Footnote 234:[ (return) ]

Specially instructive examples of this are found in the Epistle of Barnabas and the second Epistle of Clement. Clement (Ep. 1) speaks only of faith in God.

Footnote 235:[ (return) ]

See 1 Clem. 59-61. διδαχη, c. 9. 10. Yet Novatian (de trinit. 14) exactly reproduces the old idea, "Si homo tantummodo Christus, cur homo in orationibus mediator invocatur, cum invocatio hominis ad præstandam salutem inefficax judicetur." As the Mediator, High Priest, etc., Christ is of course always and everywhere invoked by the Christians, but such invocations are one thing and formal prayer another. The idea of the congruence of God's will of salvation with the revelation of salvation which took place through Christ, was further continued in the idea of the congruence of this revelation of salvation with the universal preaching of the twelve chosen Apostles (see above, p. 162 ff.), the root of the Catholic principle of tradition. But the Apostles never became "'οι κυριοι" though the concepts διδαχη (λογος) κυριου, διδαχη (κηρυγμα) των αποστολων were just as interchangeable as λογος θεου and λογος χριστου. The full formula would be λογος θεου δια Ιησου Χριστου δια των αποστολων. But as the subjects introduced by δια are chosen and perfect media, religious usage permitted the abbreviation.

Footnote 236:[ (return) ]

In the epistle of Barnabas "Jesus Christ" and "Christ" appear each once, but "Jesus" twelve times: in the Didache "Jesus Christ" once, "Jesus" three times. Only in the second half of the second century, if I am not mistaken, did the designation "Jesus Christ", or "Christ", become the current one, more and more crowding out the simple "Jesus." Yet the latter designation—and this is not surprising—appears to have continued longest in the regular prayers. It is worthy of note that in the Shepherd there is no mention either of the name Jesus or of Christ. The Gospel of Peter also says 'ο κυριος where the other Gospels use these names.

Footnote 237:[ (return) ]

See 1 Clem. 64: 'ο θεος, 'ο εκλεξαμενος τον κυριον Ιησουν Χριστον και 'ημας δι' αυτου εις λαον περιουσιον δωη, κ.τ.λ. (It is instructive to note that wherever the idea of election is expressed, the community is immediately thought of, for in point of fact the election of the Messiah has no other aim than to elect or call the community; Barn. 3. 6: 'ο λαος 'ον 'ητοιμασεν εν τω ηγαπημενωι αυτου). Herm. Sim. V. 2: εκλεξαμενος δουλον τινα πιστον και ευαρεστον V. 6. 5. Justin, Dial. 48: μη αρνεισθαι 'οτι 'ουτος εστιν 'ο Χριστος, εαν φαινηται 'ως ανθρωπος εξ ανθρωπον γεννηθεις και εκλογη γενομενος εις το Χριστον ειναι αποδεικνυηται.

### DATASET CONTENT

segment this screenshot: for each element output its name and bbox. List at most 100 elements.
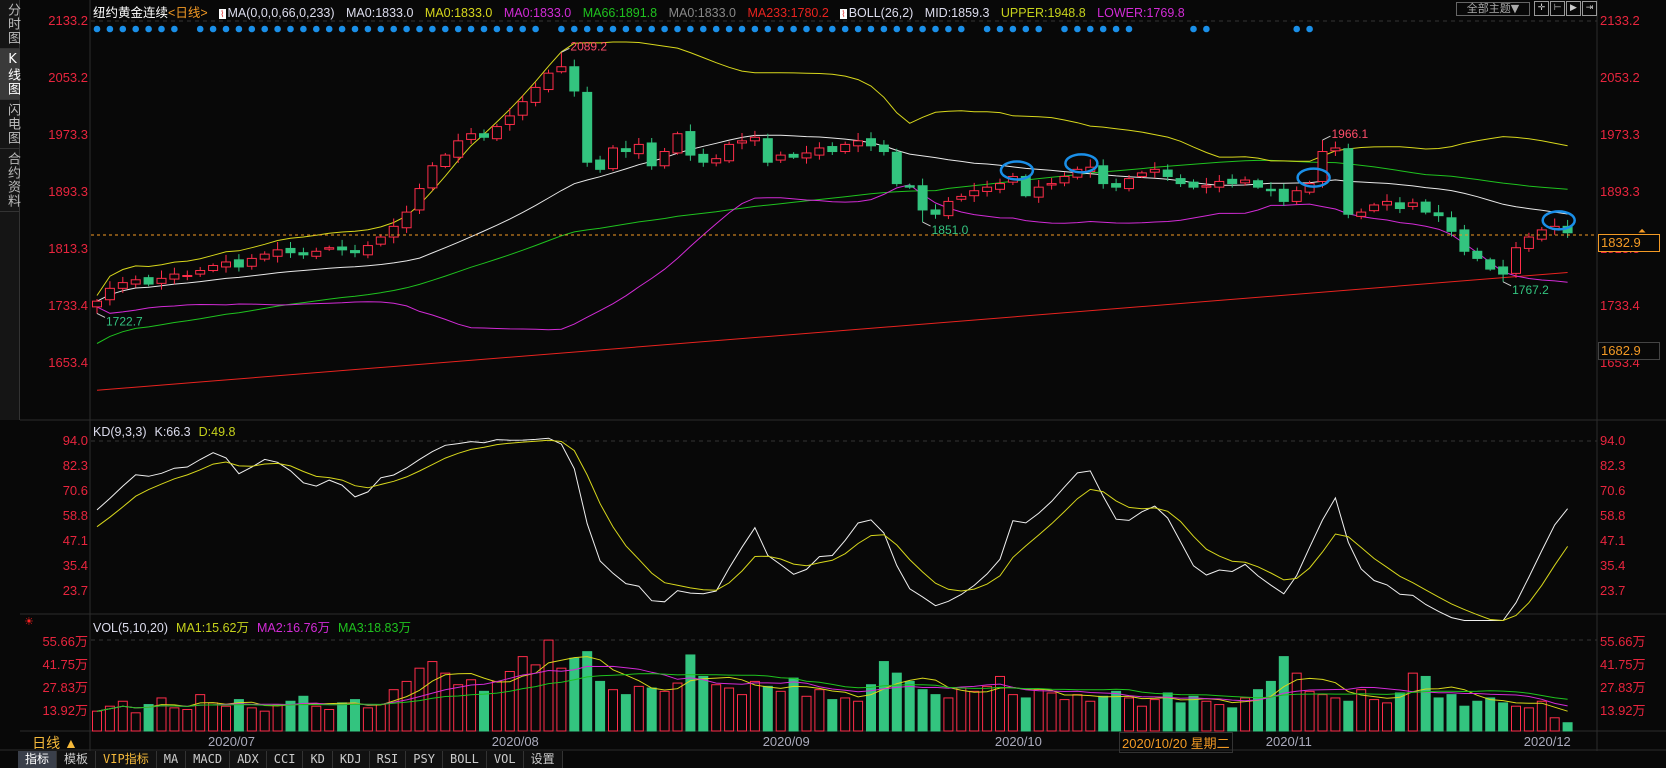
date-axis-label: 2020/12 [1523,734,1571,749]
candle-down [1485,259,1496,270]
toolbar-item-12[interactable]: VOL [487,751,524,768]
signal-dot [1293,25,1300,33]
candle-up [1059,175,1070,184]
candle-up [324,247,335,250]
boll-icon[interactable]: ⌇ [840,9,847,19]
volume-bar-down [285,700,296,732]
candle-up [311,250,322,257]
price-axis-label-right: 2133.2 [1600,13,1640,28]
theme-dropdown[interactable]: 全部主题▼ [1456,2,1530,16]
volume-bar-up [104,705,115,732]
kd-k-value: K:66.3 [154,425,191,439]
indicator-icon[interactable]: ⌇ [219,9,226,19]
instrument-title: 纽约黄金连续 [93,6,169,20]
volume-bar-up [711,684,722,732]
toolbar-item-2[interactable]: VIP指标 [96,751,157,768]
toolbar-item-4[interactable]: MACD [186,751,231,768]
candle-down [337,246,348,251]
candle-up [92,300,102,308]
candle-up [1033,186,1044,198]
candle-up [195,270,206,275]
volume-bar-up [1369,699,1380,732]
signal-dot [1087,25,1094,33]
volume-bar-up [1511,705,1521,732]
candle-down [1188,181,1199,188]
volume-bar-down [298,695,309,732]
candle-down [569,66,580,92]
price-axis-label-left: 1733.4 [48,297,88,313]
signal-dot [158,25,165,33]
vol-axis-label-left: 41.75万 [42,656,88,672]
settings-sun-icon[interactable]: ☀ [24,615,34,628]
candle-up [1214,180,1225,188]
signal-dot [803,25,810,33]
volume-bar-down [1098,695,1109,732]
scroll-up-icon[interactable]: ⏶ [1638,226,1646,237]
volume-bar-up [259,710,270,732]
play-icon[interactable]: ▶ [1566,1,1581,16]
candle-up [1523,236,1534,249]
signal-dot [493,25,501,33]
candle-up [1330,147,1341,152]
volume-bar-down [1472,700,1483,732]
toolbar-item-13[interactable]: 设置 [524,751,563,768]
toolbar-item-6[interactable]: CCI [267,751,304,768]
vol-axis-label-left: 55.66万 [42,633,88,649]
volume-bar-down [891,672,902,732]
kd-d-line [96,439,1569,622]
price-axis-label-right: 1973.3 [1600,126,1640,142]
toolbar-item-5[interactable]: ADX [230,751,267,768]
candle-up [362,245,373,256]
toolbar-item-0[interactable]: 指标 [18,751,58,768]
vol-legend: VOL(5,10,20) MA1:15.62万 MA2:16.76万 MA3:18.8… [93,617,419,636]
signal-dot [687,25,694,33]
date-axis-label: 2020/08 [491,734,539,749]
candle-up [659,151,670,167]
candle-up [982,186,993,192]
signal-dot [261,25,269,33]
vol-axis-label-right: 27.83万 [1600,679,1646,695]
candle-down [1446,217,1457,232]
date-axis-label: 2020/11 [1265,734,1312,749]
move-right-icon[interactable]: ⇥ [1582,1,1597,16]
chart-canvas[interactable]: 2089.2 1966.1 1851.0 1767.2 1722.7 [0,0,1666,768]
volume-bar-down [1446,694,1457,732]
volume-bar-up [1007,694,1018,732]
volume-bar-up [272,704,283,732]
candle-up [1149,168,1160,173]
toolbar-item-11[interactable]: BOLL [443,751,487,768]
period-selector[interactable]: 日线 ▲ [22,733,88,753]
crosshair-icon[interactable]: ✛ [1534,1,1549,16]
toolbar-item-10[interactable]: PSY [406,751,443,768]
zoom-in-icon[interactable]: ⊢ [1550,1,1565,16]
candle-up [711,158,722,164]
volume-bar-up [840,697,851,732]
volume-bar-down [1020,697,1031,732]
candle-up [169,273,180,280]
signal-dot [790,25,797,33]
toolbar-item-9[interactable]: RSI [370,751,407,768]
cursor-price-label: 1682.9 [1598,342,1660,360]
volume-bar-up [1240,697,1251,732]
annotation-pointer [1502,281,1512,287]
candle-up [672,133,683,154]
signal-dot [854,25,862,33]
signal-dot [171,25,178,33]
toolbar-item-7[interactable]: KD [303,751,333,768]
volume-bar-up [1033,689,1044,732]
price-annotation-low: 1722.7 [106,314,143,328]
volume-bar-up [466,679,477,732]
volume-bar-down [1459,705,1470,732]
volume-bar-up [440,672,451,732]
signal-dot [196,25,204,33]
candle-down [620,148,631,153]
signal-dot [467,25,475,33]
toolbar-item-8[interactable]: KDJ [333,751,370,768]
toolbar-item-3[interactable]: MA [157,751,187,768]
volume-bar-down [685,654,696,732]
candle-down [582,91,593,163]
volume-bar-down [878,661,889,732]
toolbar-item-1[interactable]: 模板 [57,751,97,768]
kd-legend: KD(9,3,3) K:66.3 D:49.8 [93,425,243,439]
signal-dot [1009,25,1017,33]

### DIRECTION
From the footnotes on early Christian writings, extract the passage that begins with the words containing "Footnote 236:[ (return)" and ends with "use these names.". None of the items is needed here.

### FINISHED ANSWER
Footnote 236:[ (return) ]

In the epistle of Barnabas "Jesus Christ" and "Christ" appear each once, but "Jesus" twelve times: in the Didache "Jesus Christ" once, "Jesus" three times. Only in the second half of the second century, if I am not mistaken, did the designation "Jesus Christ", or "Christ", become the current one, more and more crowding out the simple "Jesus." Yet the latter designation—and this is not surprising—appears to have continued longest in the regular prayers. It is worthy of note that in the Shepherd there is no mention either of the name Jesus or of Christ. The Gospel of Peter also says 'ο κυριος where the other Gospels use these names.